Extract from the listing each line in which the word "this" appears.

--- start of Dataset entries ---

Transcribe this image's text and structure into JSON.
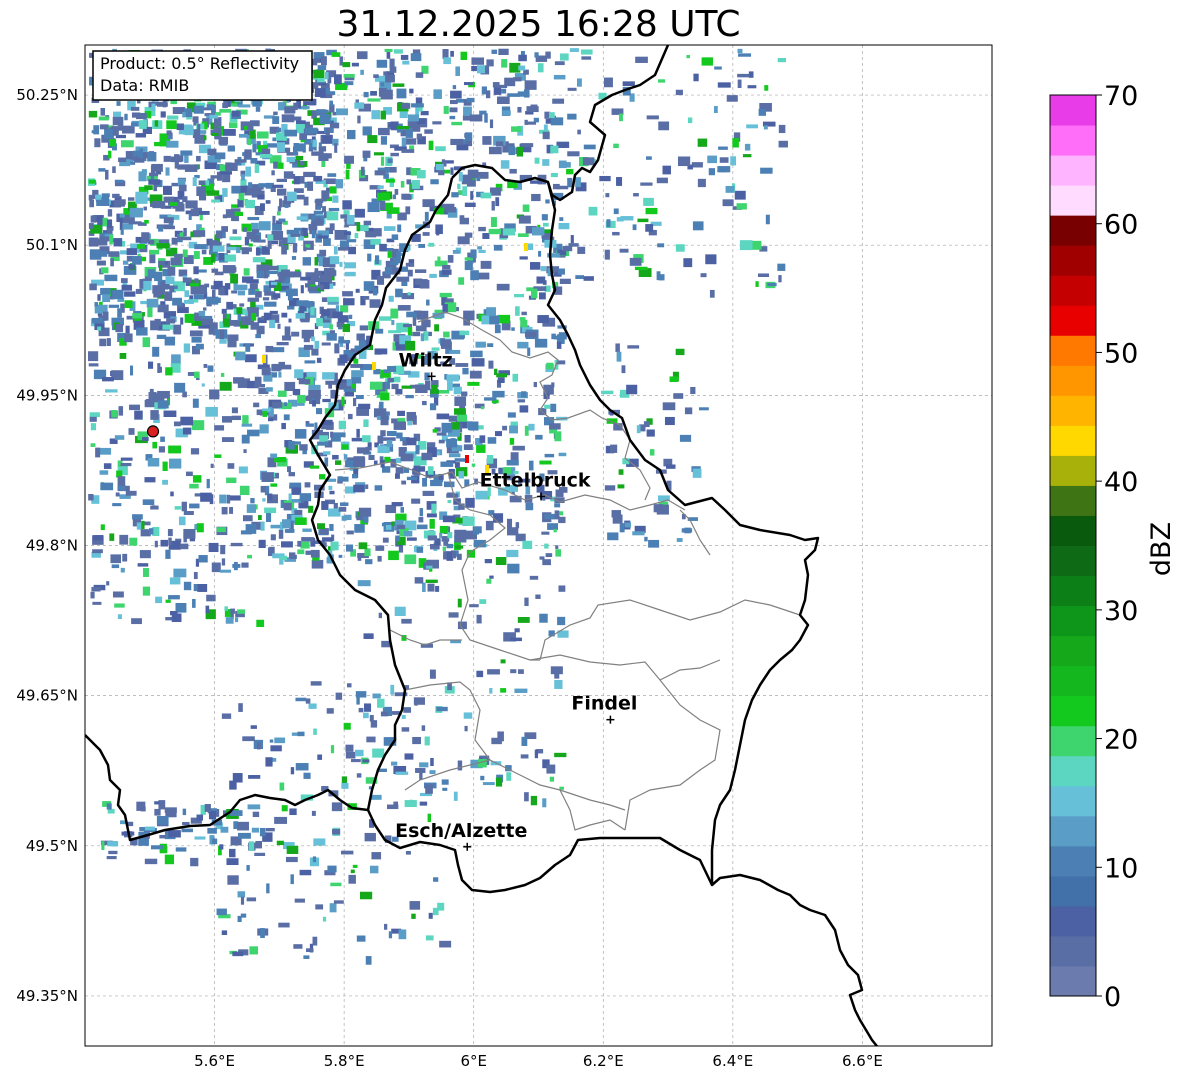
{
  "title": "31.12.2025 16:28 UTC",
  "info_box": {
    "product_line": "Product: 0.5° Reflectivity",
    "data_line": "Data: RMIB"
  },
  "axes": {
    "x_ticks": [
      "5.6°E",
      "5.8°E",
      "6°E",
      "6.2°E",
      "6.4°E",
      "6.6°E"
    ],
    "y_ticks": [
      "50.25°N",
      "50.1°N",
      "49.95°N",
      "49.8°N",
      "49.65°N",
      "49.5°N",
      "49.35°N"
    ],
    "x_values": [
      5.6,
      5.8,
      6.0,
      6.2,
      6.4,
      6.6
    ],
    "y_values": [
      50.25,
      50.1,
      49.95,
      49.8,
      49.65,
      49.5,
      49.35
    ],
    "lon_range": [
      5.4,
      6.8
    ],
    "lat_range": [
      49.3,
      50.3
    ],
    "grid": true
  },
  "cities": [
    {
      "name": "Wiltz",
      "lon": 5.935,
      "lat": 49.969
    },
    {
      "name": "Ettelbruck",
      "lon": 6.104,
      "lat": 49.849
    },
    {
      "name": "Findel",
      "lon": 6.211,
      "lat": 49.626
    },
    {
      "name": "Esch/Alzette",
      "lon": 5.99,
      "lat": 49.499
    }
  ],
  "radar_site": {
    "lon": 5.505,
    "lat": 49.914
  },
  "colorbar": {
    "label": "dBZ",
    "ticks": [
      "0",
      "10",
      "20",
      "30",
      "40",
      "50",
      "60",
      "70"
    ],
    "min": 0,
    "max": 70,
    "colors": [
      "#6b7bad",
      "#5a6ea6",
      "#4b61a3",
      "#4270a8",
      "#4c80b5",
      "#5a9ec8",
      "#66c0d8",
      "#5cd6c0",
      "#3ed46e",
      "#14c91e",
      "#14b81e",
      "#14a81a",
      "#0e961a",
      "#0c8016",
      "#0e6a14",
      "#0a5a0e",
      "#3e7414",
      "#a8b00a",
      "#ffd800",
      "#ffb400",
      "#ff9600",
      "#ff7800",
      "#e80000",
      "#c40000",
      "#a00000",
      "#780000",
      "#ffdcff",
      "#ffb4ff",
      "#ff6ef8",
      "#e83ce8"
    ]
  }
}
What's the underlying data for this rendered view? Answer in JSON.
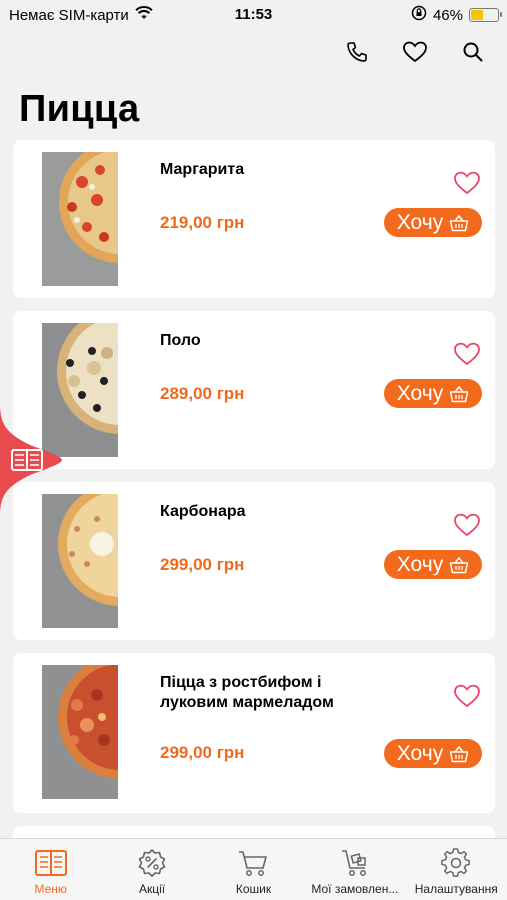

--- end of Dataset entries ---

» Exercise output
Transcribe this image's text and structure into JSON.
What's the underlying data for this rendered view? Answer in JSON.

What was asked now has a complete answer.